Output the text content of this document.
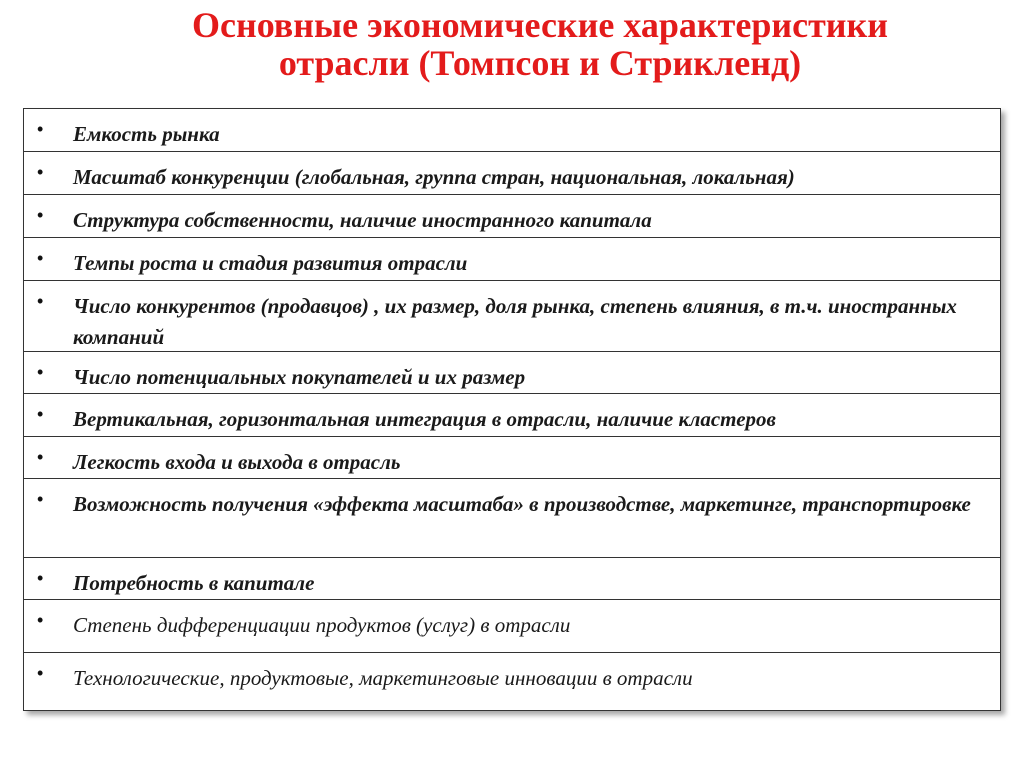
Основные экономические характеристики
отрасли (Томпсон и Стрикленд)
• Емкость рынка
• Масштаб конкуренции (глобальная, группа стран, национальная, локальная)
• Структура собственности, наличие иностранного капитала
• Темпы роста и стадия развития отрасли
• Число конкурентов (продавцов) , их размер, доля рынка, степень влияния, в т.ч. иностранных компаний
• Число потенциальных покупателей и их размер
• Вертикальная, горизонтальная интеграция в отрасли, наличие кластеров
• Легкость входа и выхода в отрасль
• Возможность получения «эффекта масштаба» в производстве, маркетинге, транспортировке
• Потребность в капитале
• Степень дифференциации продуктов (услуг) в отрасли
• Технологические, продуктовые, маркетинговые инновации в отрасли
==
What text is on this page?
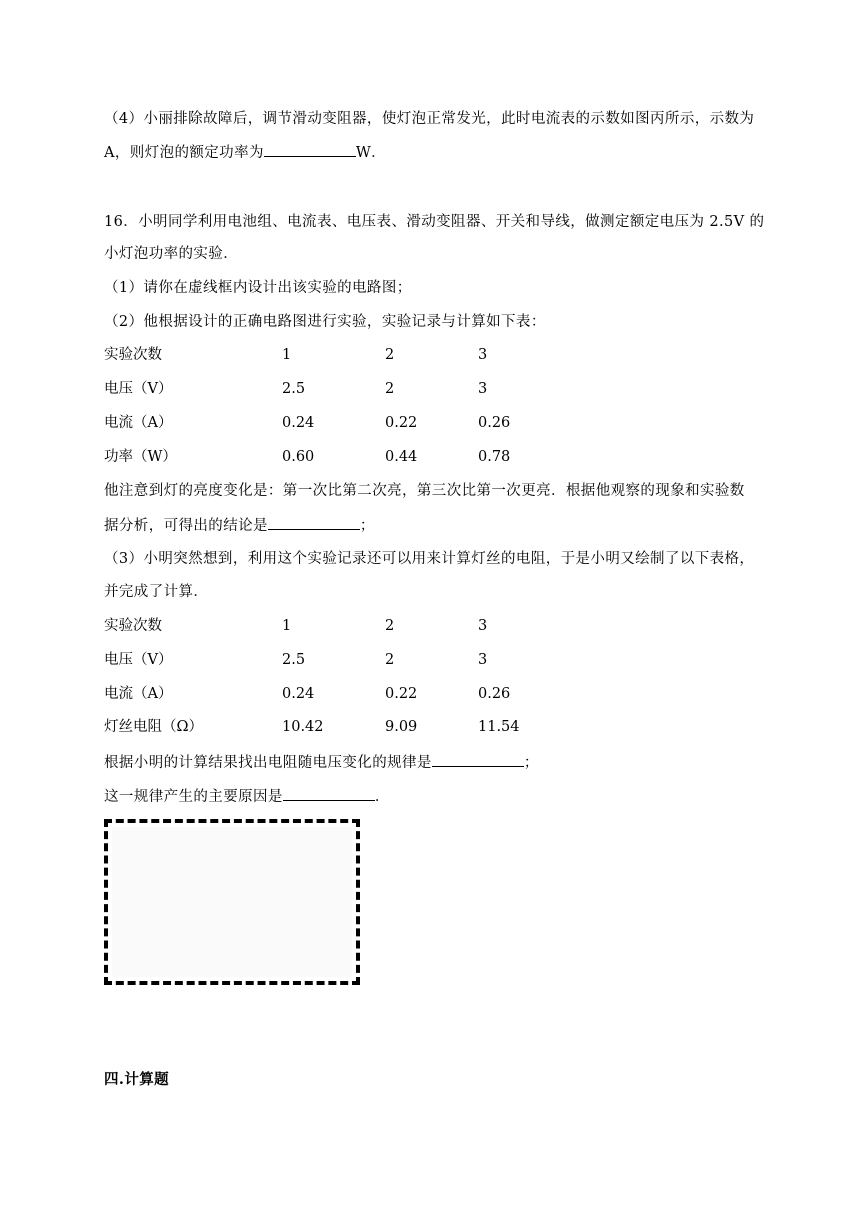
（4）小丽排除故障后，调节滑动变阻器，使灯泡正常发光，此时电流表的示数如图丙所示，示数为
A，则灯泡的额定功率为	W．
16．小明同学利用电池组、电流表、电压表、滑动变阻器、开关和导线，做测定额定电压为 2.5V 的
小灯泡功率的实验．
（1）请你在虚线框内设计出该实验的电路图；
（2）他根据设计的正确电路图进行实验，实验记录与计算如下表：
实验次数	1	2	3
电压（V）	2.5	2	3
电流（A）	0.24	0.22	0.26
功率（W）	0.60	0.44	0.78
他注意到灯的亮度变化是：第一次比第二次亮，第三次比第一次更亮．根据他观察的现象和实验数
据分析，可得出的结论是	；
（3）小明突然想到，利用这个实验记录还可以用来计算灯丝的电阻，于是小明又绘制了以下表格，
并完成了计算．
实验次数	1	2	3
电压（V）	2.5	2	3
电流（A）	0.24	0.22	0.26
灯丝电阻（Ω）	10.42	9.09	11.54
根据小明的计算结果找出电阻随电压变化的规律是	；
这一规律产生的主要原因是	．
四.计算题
...
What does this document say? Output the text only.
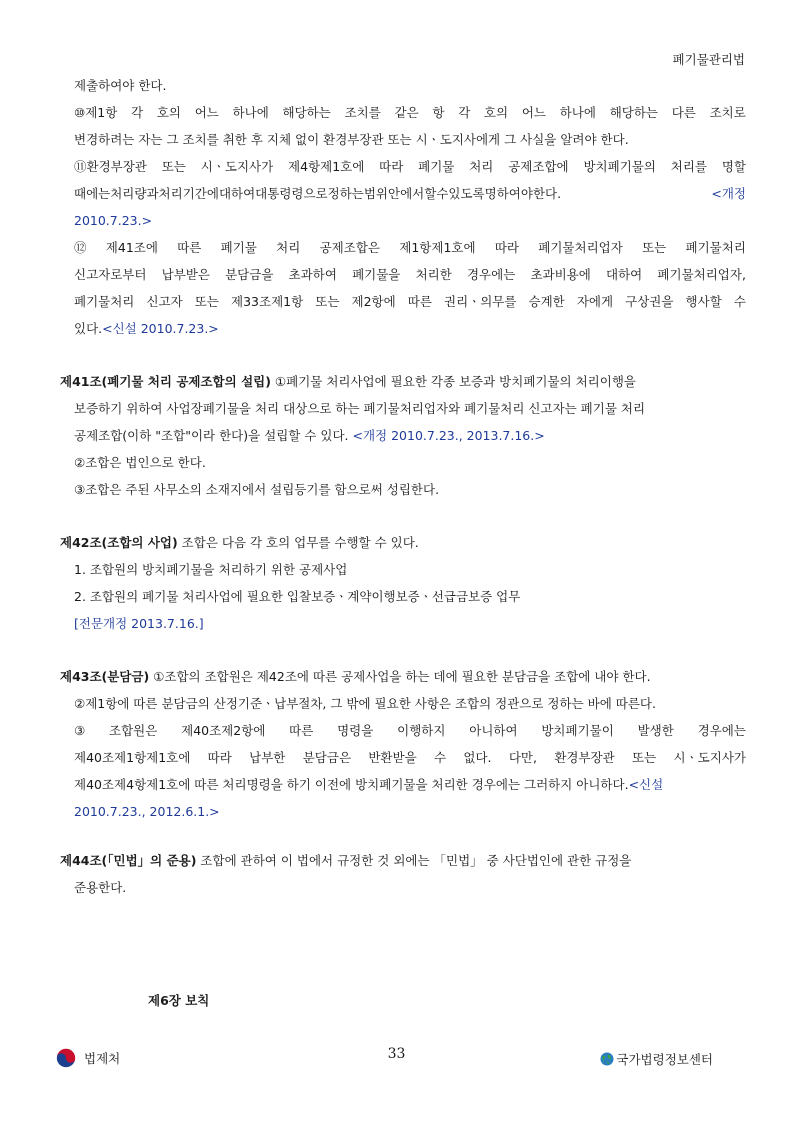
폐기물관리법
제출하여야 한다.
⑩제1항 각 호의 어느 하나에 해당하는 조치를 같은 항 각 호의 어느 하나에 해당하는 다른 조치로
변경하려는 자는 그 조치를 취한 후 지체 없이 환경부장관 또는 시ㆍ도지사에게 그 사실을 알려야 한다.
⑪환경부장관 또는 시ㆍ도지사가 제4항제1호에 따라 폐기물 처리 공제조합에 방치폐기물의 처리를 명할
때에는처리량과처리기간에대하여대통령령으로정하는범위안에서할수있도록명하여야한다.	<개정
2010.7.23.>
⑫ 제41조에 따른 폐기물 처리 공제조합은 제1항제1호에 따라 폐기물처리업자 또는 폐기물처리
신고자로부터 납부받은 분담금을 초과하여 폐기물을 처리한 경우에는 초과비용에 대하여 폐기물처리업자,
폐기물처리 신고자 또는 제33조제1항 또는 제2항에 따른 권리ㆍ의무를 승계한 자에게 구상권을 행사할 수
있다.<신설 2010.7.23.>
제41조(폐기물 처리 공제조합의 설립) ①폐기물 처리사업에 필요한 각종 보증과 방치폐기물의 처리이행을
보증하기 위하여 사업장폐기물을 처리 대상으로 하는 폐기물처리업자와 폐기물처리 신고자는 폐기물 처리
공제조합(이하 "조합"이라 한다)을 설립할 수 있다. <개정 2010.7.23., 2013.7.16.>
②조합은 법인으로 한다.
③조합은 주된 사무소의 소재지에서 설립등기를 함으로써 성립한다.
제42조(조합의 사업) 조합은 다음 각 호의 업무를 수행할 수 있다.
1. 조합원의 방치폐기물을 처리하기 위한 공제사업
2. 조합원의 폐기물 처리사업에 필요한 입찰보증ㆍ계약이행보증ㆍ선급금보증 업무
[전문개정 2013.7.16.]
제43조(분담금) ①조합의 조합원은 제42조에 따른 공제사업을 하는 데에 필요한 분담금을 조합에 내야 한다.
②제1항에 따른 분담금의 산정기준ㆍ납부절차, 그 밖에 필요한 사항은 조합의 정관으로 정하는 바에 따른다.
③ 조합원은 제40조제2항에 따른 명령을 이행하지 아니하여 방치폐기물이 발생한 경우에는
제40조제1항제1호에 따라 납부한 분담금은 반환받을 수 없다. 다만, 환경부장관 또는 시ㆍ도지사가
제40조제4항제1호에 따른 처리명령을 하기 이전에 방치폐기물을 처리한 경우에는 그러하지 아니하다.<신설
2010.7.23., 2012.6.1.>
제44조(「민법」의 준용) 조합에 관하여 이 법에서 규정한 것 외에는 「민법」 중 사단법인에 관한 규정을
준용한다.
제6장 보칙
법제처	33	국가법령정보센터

■ **Aim of the task**: Pull out all lines of the data with the string "경우에는".

■ **Exercise response**:
신고자로부터 납부받은 분담금을 초과하여 폐기물을 처리한 경우에는 초과비용에 대하여 폐기물처리업자,
③ 조합원은 제40조제2항에 따른 명령을 이행하지 아니하여 방치폐기물이 발생한 경우에는
제40조제4항제1호에 따른 처리명령을 하기 이전에 방치폐기물을 처리한 경우에는 그러하지 아니하다.<신설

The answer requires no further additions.